+++ DATA SECTION +++
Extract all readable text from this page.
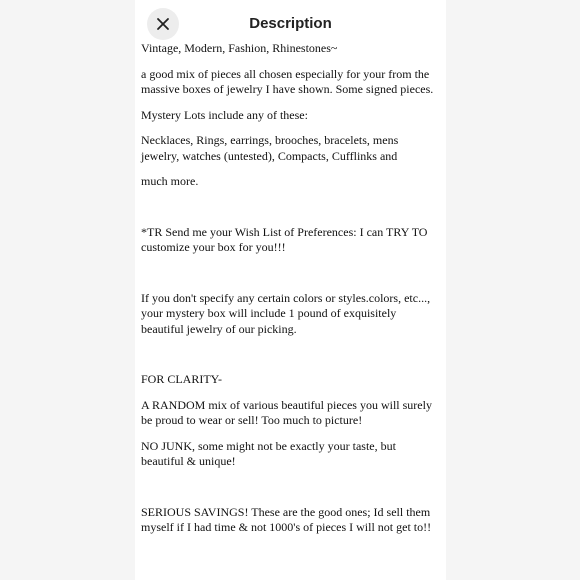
Description

Vintage, Modern, Fashion, Rhinestones~

a good mix of pieces all chosen especially for your from the massive boxes of jewelry I have shown. Some signed pieces.

Mystery Lots include any of these:

Necklaces, Rings, earrings, brooches, bracelets, mens jewelry, watches (untested), Compacts, Cufflinks and

much more.

*TR Send me your Wish List of Preferences: I can TRY TO customize your box for you!!!

If you don't specify any certain colors or styles.colors, etc..., your mystery box will include 1 pound of exquisitely beautiful jewelry of our picking.

FOR CLARITY-

A RANDOM mix of various beautiful pieces you will surely be proud to wear or sell! Too much to picture!

NO JUNK, some might not be exactly your taste, but beautiful & unique!

SERIOUS SAVINGS! These are the good ones; Id sell them myself if I had time & not 1000's of pieces I will not get to!!
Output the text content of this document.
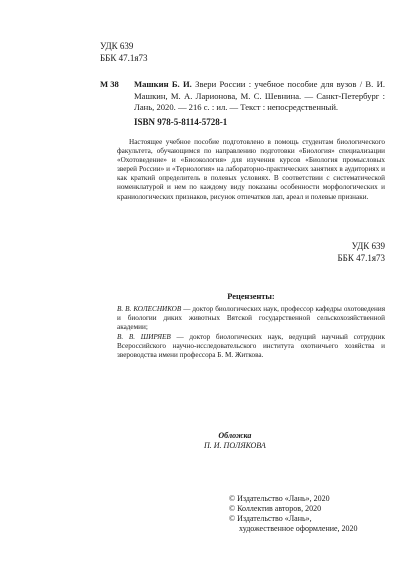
УДК 639
ББК 47.1я73
М 38 Машкин Б. И. Звери России : учебное пособие для вузов / В. И. Машкин, М. А. Ларионова, М. С. Шевнина. — Санкт-Петербург : Лань, 2020. — 216 с. : ил. — Текст : непосредственный.
ISBN 978-5-8114-5728-1

Настоящее учебное пособие подготовлено в помощь студентам биологического факультета, обучающимся по направлению подготовки «Биология» специализации «Охотоведение» и «Биоэкология» для изучения курсов «Биология промысловых зверей России» и «Териология» на лабораторно-практических занятиях в аудиториях и как краткий определитель в полевых условиях. В соответствии с систематической номенклатурой и нем по каждому виду показаны особенности морфологических и краниологических признаков, рисунок отпечатков лап, ареал и полевые признаки.

УДК 639
ББК 47.1я73
Рецензенты:
В. В. КОЛЕСНИКОВ — доктор биологических наук, профессор кафедры охотоведения и биологии диких животных Вятской государственной сельскохозяйственной академии;
В. В. ШИРЯЕВ — доктор биологических наук, ведущий научный сотрудник Всероссийского научно-исследовательского института охотничьего хозяйства и звероводства имени профессора Б. М. Житкова.
Обложка
П. И. ПОЛЯКОВА
© Издательство «Лань», 2020
© Коллектив авторов, 2020
© Издательство «Лань»,
художественное оформление, 2020
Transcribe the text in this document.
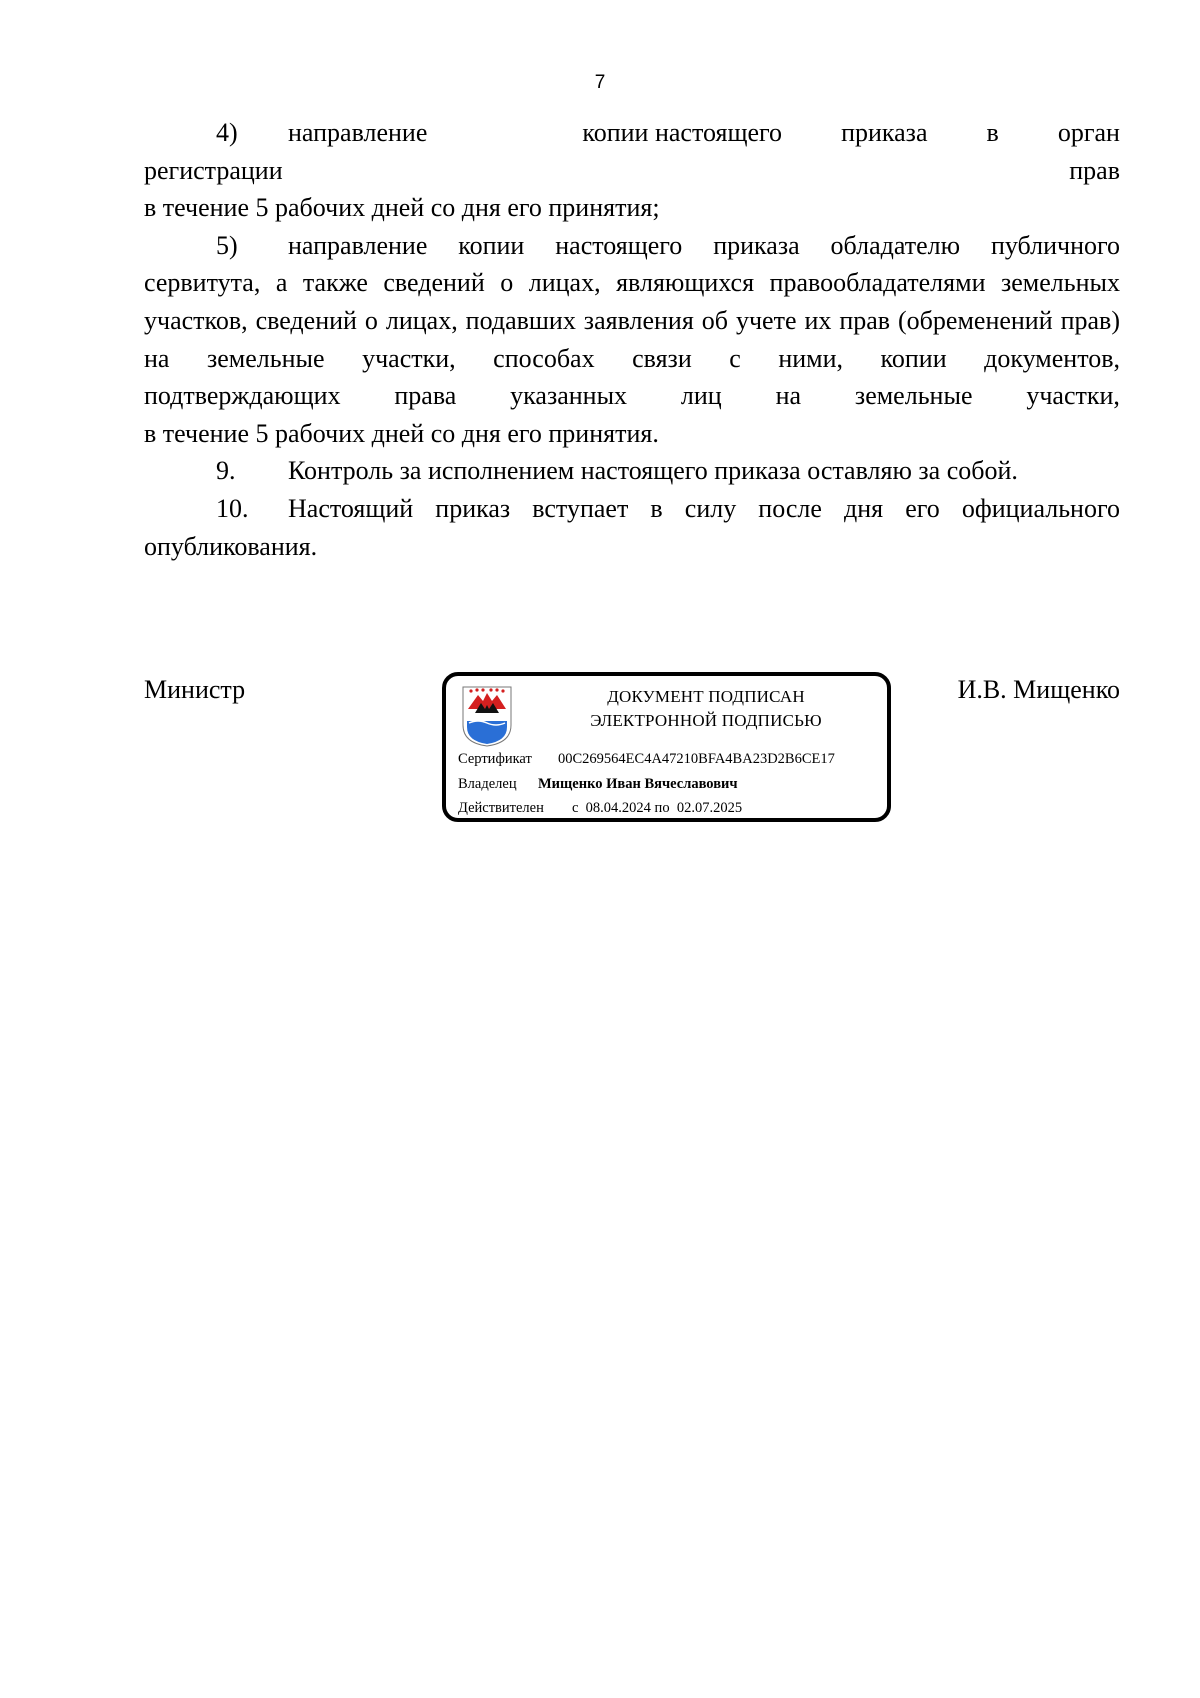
7
4)	направление	копии настоящего приказа в орган
регистрации	прав
в течение 5 рабочих дней со дня его принятия;
5) направление копии настоящего приказа обладателю публичного
сервитута, а также сведений о лицах, являющихся правообладателями земельных участков, сведений о лицах, подавших заявления об учете их прав (обременений прав) на земельные участки, способах связи с ними, копии документов,
подтверждающих права указанных лиц на земельные участки,
в течение 5 рабочих дней со дня его принятия.
9. Контроль за исполнением настоящего приказа оставляю за собой.
10. Настоящий приказ вступает в силу после дня его официального
опубликования.
Министр	ДОКУМЕНТ ПОДПИСАН
ЭЛЕКТРОННОЙ ПОДПИСЬЮ
Сертификат 00C269564EC4A47210BFA4BA23D2B6CE17
Владелец Мищенко Иван Вячеславович
Действителен с  08.04.2024 по  02.07.2025
И.В. Мищенко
+++
### OBJECTIVE:
In the copy, include all records verbatim but no images.

### WRITTEN ANSWER:
Extract all readable text from this page.
Description

Vintage, Modern, Fashion, Rhinestones~

a good mix of pieces all chosen especially for your from the massive boxes of jewelry I have shown. Some signed pieces.

Mystery Lots include any of these:

Necklaces, Rings, earrings, brooches, bracelets, mens jewelry, watches (untested), Compacts, Cufflinks and

much more.

*TR Send me your Wish List of Preferences: I can TRY TO customize your box for you!!!

If you don't specify any certain colors or styles.colors, etc..., your mystery box will include 1 pound of exquisitely beautiful jewelry of our picking.

FOR CLARITY-

A RANDOM mix of various beautiful pieces you will surely be proud to wear or sell! Too much to picture!

NO JUNK, some might not be exactly your taste, but beautiful & unique!

SERIOUS SAVINGS! These are the good ones; Id sell them myself if I had time & not 1000's of pieces I will not get to!!
Output the text content of this document.
УДК 639
ББК 47.1я73
М 38 Машкин Б. И. Звери России : учебное пособие для вузов / В. И. Машкин, М. А. Ларионова, М. С. Шевнина. — Санкт-Петербург : Лань, 2020. — 216 с. : ил. — Текст : непосредственный.
ISBN 978-5-8114-5728-1

Настоящее учебное пособие подготовлено в помощь студентам биологического факультета, обучающимся по направлению подготовки «Биология» специализации «Охотоведение» и «Биоэкология» для изучения курсов «Биология промысловых зверей России» и «Териология» на лабораторно-практических занятиях в аудиториях и как краткий определитель в полевых условиях. В соответствии с систематической номенклатурой и нем по каждому виду показаны особенности морфологических и краниологических признаков, рисунок отпечатков лап, ареал и полевые признаки.

УДК 639
ББК 47.1я73
Рецензенты:
В. В. КОЛЕСНИКОВ — доктор биологических наук, профессор кафедры охотоведения и биологии диких животных Вятской государственной сельскохозяйственной академии;
В. В. ШИРЯЕВ — доктор биологических наук, ведущий научный сотрудник Всероссийского научно-исследовательского института охотничьего хозяйства и звероводства имени профессора Б. М. Житкова.
Обложка
П. И. ПОЛЯКОВА
© Издательство «Лань», 2020
© Коллектив авторов, 2020
© Издательство «Лань»,
художественное оформление, 2020
Transcribe the text in this document.
7
4)	направление	копии настоящего приказа в орган
регистрации	прав
в течение 5 рабочих дней со дня его принятия;
5) направление копии настоящего приказа обладателю публичного
сервитута, а также сведений о лицах, являющихся правообладателями земельных участков, сведений о лицах, подавших заявления об учете их прав (обременений прав) на земельные участки, способах связи с ними, копии документов,
подтверждающих права указанных лиц на земельные участки,
в течение 5 рабочих дней со дня его принятия.
9. Контроль за исполнением настоящего приказа оставляю за собой.
10. Настоящий приказ вступает в силу после дня его официального
опубликования.
Министр	ДОКУМЕНТ ПОДПИСАН
ЭЛЕКТРОННОЙ ПОДПИСЬЮ
Сертификат 00C269564EC4A47210BFA4BA23D2B6CE17
Владелец Мищенко Иван Вячеславович
Действителен с  08.04.2024 по  02.07.2025
И.В. Мищенко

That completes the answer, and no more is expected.